======== Provided records

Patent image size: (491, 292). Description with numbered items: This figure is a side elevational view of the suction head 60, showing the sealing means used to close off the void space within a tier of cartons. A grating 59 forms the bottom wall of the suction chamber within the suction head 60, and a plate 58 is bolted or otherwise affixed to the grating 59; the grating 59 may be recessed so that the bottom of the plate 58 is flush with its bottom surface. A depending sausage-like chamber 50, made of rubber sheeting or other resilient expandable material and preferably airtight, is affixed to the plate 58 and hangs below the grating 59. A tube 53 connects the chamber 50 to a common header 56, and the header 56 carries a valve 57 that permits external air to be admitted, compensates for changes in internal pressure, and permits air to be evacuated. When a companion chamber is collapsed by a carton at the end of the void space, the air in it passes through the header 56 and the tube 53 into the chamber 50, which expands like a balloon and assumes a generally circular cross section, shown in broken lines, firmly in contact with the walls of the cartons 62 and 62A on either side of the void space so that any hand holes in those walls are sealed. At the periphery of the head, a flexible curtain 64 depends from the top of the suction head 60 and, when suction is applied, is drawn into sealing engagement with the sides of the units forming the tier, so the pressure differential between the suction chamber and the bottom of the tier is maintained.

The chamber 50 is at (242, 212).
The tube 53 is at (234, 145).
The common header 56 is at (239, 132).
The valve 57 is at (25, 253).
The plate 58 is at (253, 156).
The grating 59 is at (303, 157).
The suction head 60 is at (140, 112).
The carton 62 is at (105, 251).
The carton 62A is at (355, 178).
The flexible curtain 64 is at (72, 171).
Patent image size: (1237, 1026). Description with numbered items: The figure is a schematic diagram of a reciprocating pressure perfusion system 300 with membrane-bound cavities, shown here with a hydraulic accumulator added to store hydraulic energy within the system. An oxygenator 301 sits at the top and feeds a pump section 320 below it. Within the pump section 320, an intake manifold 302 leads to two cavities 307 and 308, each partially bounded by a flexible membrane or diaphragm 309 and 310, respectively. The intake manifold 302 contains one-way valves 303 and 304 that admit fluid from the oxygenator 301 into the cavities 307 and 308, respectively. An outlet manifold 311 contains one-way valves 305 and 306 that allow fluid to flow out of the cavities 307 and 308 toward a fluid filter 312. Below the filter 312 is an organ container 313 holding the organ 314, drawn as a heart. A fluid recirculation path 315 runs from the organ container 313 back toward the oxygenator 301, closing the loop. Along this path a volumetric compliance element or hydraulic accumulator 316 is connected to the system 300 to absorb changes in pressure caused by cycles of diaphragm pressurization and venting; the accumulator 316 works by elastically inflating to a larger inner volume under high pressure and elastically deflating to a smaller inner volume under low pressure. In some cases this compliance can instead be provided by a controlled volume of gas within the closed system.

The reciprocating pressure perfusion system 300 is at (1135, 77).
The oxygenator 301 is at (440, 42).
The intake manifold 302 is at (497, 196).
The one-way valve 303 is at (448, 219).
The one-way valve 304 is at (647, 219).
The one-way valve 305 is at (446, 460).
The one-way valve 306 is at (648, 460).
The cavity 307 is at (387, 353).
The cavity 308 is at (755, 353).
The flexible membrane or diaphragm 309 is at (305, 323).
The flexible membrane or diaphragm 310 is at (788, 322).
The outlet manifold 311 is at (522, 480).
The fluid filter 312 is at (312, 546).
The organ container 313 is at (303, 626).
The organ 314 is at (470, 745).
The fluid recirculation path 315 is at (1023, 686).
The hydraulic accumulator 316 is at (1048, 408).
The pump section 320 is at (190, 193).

================

» **Task**
Copy every line of the records above, character for character, without changing anything.

» **Output for this exercise**
Patent image size: (491, 292). Description with numbered items: This figure is a side elevational view of the suction head 60, showing the sealing means used to close off the void space within a tier of cartons. A grating 59 forms the bottom wall of the suction chamber within the suction head 60, and a plate 58 is bolted or otherwise affixed to the grating 59; the grating 59 may be recessed so that the bottom of the plate 58 is flush with its bottom surface. A depending sausage-like chamber 50, made of rubber sheeting or other resilient expandable material and preferably airtight, is affixed to the plate 58 and hangs below the grating 59. A tube 53 connects the chamber 50 to a common header 56, and the header 56 carries a valve 57 that permits external air to be admitted, compensates for changes in internal pressure, and permits air to be evacuated. When a companion chamber is collapsed by a carton at the end of the void space, the air in it passes through the header 56 and the tube 53 into the chamber 50, which expands like a balloon and assumes a generally circular cross section, shown in broken lines, firmly in contact with the walls of the cartons 62 and 62A on either side of the void space so that any hand holes in those walls are sealed. At the periphery of the head, a flexible curtain 64 depends from the top of the suction head 60 and, when suction is applied, is drawn into sealing engagement with the sides of the units forming the tier, so the pressure differential between the suction chamber and the bottom of the tier is maintained.

The chamber 50 is at (242, 212).
The tube 53 is at (234, 145).
The common header 56 is at (239, 132).
The valve 57 is at (25, 253).
The plate 58 is at (253, 156).
The grating 59 is at (303, 157).
The suction head 60 is at (140, 112).
The carton 62 is at (105, 251).
The carton 62A is at (355, 178).
The flexible curtain 64 is at (72, 171).
Patent image size: (1237, 1026). Description with numbered items: The figure is a schematic diagram of a reciprocating pressure perfusion system 300 with membrane-bound cavities, shown here with a hydraulic accumulator added to store hydraulic energy within the system. An oxygenator 301 sits at the top and feeds a pump section 320 below it. Within the pump section 320, an intake manifold 302 leads to two cavities 307 and 308, each partially bounded by a flexible membrane or diaphragm 309 and 310, respectively. The intake manifold 302 contains one-way valves 303 and 304 that admit fluid from the oxygenator 301 into the cavities 307 and 308, respectively. An outlet manifold 311 contains one-way valves 305 and 306 that allow fluid to flow out of the cavities 307 and 308 toward a fluid filter 312. Below the filter 312 is an organ container 313 holding the organ 314, drawn as a heart. A fluid recirculation path 315 runs from the organ container 313 back toward the oxygenator 301, closing the loop. Along this path a volumetric compliance element or hydraulic accumulator 316 is connected to the system 300 to absorb changes in pressure caused by cycles of diaphragm pressurization and venting; the accumulator 316 works by elastically inflating to a larger inner volume under high pressure and elastically deflating to a smaller inner volume under low pressure. In some cases this compliance can instead be provided by a controlled volume of gas within the closed system.

The reciprocating pressure perfusion system 300 is at (1135, 77).
The oxygenator 301 is at (440, 42).
The intake manifold 302 is at (497, 196).
The one-way valve 303 is at (448, 219).
The one-way valve 304 is at (647, 219).
The one-way valve 305 is at (446, 460).
The one-way valve 306 is at (648, 460).
The cavity 307 is at (387, 353).
The cavity 308 is at (755, 353).
The flexible membrane or diaphragm 309 is at (305, 323).
The flexible membrane or diaphragm 310 is at (788, 322).
The outlet manifold 311 is at (522, 480).
The fluid filter 312 is at (312, 546).
The organ container 313 is at (303, 626).
The organ 314 is at (470, 745).
The fluid recirculation path 315 is at (1023, 686).
The hydraulic accumulator 316 is at (1048, 408).
The pump section 320 is at (190, 193).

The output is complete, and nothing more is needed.